### WHAT THIS TASK INVOLVES
Pick out each line containing the string "Jeff".

BEGIN EXERCISE MATERIALS

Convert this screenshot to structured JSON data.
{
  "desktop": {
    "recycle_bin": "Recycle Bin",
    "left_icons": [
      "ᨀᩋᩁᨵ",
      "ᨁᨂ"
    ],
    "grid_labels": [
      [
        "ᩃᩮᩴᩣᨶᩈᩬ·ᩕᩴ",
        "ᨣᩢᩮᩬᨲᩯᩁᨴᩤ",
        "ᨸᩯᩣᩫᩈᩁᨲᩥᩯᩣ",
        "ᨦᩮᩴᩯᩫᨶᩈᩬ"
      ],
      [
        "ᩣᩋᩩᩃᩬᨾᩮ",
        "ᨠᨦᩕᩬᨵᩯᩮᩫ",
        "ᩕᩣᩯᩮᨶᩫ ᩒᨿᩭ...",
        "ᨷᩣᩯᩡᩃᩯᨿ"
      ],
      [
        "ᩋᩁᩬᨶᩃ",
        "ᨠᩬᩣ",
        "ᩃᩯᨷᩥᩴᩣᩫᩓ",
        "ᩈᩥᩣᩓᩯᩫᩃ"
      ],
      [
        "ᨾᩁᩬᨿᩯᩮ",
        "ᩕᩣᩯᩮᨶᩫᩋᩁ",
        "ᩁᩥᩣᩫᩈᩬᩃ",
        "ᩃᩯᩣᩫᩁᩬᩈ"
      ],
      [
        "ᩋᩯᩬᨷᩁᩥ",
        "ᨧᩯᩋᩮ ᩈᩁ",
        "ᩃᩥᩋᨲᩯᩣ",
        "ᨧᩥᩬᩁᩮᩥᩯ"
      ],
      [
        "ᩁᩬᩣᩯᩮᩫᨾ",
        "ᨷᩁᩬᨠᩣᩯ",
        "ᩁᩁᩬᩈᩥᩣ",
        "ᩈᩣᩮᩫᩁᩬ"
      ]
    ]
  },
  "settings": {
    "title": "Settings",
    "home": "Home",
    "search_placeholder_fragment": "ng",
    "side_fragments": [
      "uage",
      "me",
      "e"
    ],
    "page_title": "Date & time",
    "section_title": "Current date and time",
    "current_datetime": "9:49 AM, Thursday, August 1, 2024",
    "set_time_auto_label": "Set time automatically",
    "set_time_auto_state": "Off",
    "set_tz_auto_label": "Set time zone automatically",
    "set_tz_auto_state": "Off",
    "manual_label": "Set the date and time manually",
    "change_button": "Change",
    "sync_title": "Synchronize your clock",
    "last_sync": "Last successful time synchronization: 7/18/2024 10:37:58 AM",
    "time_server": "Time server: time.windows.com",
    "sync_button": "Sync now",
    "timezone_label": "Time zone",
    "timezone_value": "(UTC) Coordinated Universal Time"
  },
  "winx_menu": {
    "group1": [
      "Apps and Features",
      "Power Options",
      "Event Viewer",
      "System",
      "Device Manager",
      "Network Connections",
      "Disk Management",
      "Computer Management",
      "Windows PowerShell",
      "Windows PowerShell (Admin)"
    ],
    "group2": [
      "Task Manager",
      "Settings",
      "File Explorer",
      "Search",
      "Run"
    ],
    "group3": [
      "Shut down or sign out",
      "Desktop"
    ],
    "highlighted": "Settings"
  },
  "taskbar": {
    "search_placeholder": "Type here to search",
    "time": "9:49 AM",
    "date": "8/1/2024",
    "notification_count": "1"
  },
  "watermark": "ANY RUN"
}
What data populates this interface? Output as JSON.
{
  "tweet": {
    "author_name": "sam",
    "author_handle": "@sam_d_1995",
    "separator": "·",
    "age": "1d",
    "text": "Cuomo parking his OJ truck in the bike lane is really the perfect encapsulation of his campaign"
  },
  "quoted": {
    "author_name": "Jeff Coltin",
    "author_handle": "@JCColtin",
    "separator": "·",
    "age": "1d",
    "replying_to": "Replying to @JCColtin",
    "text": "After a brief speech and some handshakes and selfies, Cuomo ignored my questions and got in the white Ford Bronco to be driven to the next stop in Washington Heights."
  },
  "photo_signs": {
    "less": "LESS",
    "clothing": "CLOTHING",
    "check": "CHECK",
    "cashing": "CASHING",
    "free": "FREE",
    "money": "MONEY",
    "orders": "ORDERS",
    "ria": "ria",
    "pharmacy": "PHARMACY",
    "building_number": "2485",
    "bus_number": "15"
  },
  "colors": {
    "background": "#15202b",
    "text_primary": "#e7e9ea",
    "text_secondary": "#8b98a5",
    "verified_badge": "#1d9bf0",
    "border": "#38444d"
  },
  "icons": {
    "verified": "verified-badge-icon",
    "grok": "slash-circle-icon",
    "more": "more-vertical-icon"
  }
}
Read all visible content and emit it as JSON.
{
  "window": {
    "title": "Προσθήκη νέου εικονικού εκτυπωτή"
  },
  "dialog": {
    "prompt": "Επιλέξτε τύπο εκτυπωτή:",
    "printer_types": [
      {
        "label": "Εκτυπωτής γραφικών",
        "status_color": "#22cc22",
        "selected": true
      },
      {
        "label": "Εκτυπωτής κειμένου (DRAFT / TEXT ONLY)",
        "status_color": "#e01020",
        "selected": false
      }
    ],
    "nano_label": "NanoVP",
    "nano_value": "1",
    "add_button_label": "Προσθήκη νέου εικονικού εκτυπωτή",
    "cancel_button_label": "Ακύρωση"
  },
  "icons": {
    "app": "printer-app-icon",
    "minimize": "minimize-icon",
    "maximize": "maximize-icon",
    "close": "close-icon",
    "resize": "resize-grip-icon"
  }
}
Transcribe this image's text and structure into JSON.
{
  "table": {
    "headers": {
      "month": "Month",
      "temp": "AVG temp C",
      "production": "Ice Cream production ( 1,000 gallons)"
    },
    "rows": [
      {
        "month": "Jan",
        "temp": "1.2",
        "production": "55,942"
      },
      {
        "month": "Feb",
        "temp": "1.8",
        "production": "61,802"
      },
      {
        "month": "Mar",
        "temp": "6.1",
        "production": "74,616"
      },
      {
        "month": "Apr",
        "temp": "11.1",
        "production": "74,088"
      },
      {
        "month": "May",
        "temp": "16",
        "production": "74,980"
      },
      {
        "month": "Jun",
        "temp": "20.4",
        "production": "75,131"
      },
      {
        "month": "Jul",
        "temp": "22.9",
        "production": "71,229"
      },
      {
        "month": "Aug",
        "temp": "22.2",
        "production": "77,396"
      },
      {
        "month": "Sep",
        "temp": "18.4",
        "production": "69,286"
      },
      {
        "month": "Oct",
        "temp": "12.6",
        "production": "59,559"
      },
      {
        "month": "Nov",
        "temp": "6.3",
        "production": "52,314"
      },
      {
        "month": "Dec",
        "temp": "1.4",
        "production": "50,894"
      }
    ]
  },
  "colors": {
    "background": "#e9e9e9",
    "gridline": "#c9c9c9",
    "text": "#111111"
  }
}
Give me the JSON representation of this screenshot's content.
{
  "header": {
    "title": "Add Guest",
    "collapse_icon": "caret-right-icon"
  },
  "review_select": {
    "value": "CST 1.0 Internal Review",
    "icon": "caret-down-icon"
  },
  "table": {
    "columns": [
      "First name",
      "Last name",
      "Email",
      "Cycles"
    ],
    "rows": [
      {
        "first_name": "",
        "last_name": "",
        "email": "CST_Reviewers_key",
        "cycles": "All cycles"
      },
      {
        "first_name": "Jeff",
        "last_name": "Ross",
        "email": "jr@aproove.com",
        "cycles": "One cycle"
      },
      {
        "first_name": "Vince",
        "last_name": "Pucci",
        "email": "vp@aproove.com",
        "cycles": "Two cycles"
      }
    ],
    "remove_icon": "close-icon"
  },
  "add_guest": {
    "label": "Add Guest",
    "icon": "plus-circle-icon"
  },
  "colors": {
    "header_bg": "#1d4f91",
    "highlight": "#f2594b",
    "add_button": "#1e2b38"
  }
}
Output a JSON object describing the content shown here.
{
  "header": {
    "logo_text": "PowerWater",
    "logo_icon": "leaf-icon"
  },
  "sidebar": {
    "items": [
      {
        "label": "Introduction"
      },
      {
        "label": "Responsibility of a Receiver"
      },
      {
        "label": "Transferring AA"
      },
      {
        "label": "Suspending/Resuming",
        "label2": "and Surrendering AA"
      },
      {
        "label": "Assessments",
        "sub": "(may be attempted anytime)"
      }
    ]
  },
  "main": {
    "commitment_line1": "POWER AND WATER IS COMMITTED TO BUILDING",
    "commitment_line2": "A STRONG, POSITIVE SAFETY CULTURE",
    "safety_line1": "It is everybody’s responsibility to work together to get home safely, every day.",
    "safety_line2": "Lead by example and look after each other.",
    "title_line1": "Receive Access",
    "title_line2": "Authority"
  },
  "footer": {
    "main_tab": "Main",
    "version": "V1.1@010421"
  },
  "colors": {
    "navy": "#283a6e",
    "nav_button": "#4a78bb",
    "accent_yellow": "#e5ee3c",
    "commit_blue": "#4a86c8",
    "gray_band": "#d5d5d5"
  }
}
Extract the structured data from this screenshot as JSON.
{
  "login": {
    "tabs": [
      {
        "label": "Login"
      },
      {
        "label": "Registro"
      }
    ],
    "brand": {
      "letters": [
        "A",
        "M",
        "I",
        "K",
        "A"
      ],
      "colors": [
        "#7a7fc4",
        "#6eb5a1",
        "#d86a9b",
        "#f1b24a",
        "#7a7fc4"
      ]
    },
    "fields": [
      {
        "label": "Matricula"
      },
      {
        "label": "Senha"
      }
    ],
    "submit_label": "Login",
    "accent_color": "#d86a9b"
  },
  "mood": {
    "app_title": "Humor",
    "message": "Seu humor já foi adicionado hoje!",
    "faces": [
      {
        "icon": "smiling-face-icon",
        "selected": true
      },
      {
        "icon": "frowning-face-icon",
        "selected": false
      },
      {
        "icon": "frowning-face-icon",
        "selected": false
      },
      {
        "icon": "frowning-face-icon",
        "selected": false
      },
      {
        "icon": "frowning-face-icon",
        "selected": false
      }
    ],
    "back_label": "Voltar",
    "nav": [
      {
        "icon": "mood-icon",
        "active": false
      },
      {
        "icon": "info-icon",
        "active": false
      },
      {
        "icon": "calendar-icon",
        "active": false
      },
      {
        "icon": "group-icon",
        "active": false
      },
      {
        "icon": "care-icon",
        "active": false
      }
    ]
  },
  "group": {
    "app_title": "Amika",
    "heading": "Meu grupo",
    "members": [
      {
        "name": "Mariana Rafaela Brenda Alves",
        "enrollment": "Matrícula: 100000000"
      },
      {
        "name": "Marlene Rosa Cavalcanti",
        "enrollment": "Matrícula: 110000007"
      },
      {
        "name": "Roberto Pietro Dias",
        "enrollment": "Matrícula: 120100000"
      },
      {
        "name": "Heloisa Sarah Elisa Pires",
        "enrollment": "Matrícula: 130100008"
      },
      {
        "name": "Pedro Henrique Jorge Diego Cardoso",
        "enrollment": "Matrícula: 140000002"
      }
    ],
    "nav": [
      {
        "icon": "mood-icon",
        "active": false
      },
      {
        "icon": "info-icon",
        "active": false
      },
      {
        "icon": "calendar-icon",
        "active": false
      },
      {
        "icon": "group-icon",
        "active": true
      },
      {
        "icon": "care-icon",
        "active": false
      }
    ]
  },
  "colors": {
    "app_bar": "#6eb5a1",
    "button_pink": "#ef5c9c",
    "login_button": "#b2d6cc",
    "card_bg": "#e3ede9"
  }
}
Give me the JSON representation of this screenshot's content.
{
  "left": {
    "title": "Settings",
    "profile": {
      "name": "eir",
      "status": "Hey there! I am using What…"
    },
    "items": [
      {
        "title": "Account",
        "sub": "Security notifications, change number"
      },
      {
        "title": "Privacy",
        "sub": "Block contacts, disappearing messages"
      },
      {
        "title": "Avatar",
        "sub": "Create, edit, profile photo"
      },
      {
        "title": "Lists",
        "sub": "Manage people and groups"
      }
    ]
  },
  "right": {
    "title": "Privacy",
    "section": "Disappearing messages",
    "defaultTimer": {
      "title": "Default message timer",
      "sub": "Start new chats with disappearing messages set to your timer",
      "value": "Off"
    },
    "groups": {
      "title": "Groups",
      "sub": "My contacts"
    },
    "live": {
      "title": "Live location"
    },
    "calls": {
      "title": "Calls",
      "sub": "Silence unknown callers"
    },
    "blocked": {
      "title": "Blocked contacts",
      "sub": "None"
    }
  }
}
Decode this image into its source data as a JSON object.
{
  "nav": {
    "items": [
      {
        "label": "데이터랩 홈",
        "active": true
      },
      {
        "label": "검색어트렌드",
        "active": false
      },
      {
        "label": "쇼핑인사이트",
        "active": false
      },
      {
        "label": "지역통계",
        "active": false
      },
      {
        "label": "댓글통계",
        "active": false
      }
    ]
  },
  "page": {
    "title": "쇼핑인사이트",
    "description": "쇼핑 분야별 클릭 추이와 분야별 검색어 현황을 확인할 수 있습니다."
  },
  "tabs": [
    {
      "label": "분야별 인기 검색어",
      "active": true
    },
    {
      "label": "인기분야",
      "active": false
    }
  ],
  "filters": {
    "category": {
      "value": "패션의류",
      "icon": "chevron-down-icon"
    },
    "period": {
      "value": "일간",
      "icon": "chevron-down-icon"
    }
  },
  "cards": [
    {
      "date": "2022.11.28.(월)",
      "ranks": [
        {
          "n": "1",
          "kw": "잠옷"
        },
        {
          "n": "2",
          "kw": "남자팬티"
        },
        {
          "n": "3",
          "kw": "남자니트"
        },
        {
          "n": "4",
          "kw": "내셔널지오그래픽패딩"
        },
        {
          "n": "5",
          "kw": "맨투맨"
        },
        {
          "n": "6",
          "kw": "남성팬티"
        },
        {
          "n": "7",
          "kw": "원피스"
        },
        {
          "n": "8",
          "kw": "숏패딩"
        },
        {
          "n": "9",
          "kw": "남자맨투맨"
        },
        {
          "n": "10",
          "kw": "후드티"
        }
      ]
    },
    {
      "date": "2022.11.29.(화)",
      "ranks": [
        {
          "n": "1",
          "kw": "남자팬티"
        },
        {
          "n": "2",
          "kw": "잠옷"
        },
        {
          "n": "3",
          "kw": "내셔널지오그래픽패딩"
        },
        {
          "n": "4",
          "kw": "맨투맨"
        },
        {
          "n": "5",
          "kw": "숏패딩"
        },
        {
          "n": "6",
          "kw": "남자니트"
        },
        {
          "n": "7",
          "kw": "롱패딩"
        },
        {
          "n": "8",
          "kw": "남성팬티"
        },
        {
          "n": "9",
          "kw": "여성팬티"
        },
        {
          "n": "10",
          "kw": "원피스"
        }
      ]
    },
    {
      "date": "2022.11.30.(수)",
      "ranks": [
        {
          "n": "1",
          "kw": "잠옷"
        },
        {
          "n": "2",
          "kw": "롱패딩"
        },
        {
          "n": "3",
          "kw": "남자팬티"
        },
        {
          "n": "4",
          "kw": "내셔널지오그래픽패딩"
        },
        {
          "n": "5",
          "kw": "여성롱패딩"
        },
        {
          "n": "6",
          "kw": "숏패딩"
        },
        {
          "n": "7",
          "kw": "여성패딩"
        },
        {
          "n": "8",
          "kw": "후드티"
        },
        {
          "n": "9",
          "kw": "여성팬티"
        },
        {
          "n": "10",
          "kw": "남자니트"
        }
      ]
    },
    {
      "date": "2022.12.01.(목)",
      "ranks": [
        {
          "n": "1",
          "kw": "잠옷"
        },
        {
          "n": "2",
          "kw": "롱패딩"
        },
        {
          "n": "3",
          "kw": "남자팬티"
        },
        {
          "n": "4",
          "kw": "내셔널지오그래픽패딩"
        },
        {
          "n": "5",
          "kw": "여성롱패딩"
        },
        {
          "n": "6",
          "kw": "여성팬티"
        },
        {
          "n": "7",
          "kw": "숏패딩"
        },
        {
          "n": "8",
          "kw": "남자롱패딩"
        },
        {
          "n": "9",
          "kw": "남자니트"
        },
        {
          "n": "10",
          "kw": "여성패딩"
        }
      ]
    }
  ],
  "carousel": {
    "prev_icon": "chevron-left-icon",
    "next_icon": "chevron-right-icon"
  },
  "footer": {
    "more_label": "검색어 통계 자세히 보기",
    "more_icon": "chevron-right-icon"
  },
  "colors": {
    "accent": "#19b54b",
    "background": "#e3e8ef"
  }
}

END EXERCISE MATERIALS

### SOLUTION FOR THIS EXERCISE
    "author_name": "Jeff Coltin",
        "first_name": "Jeff",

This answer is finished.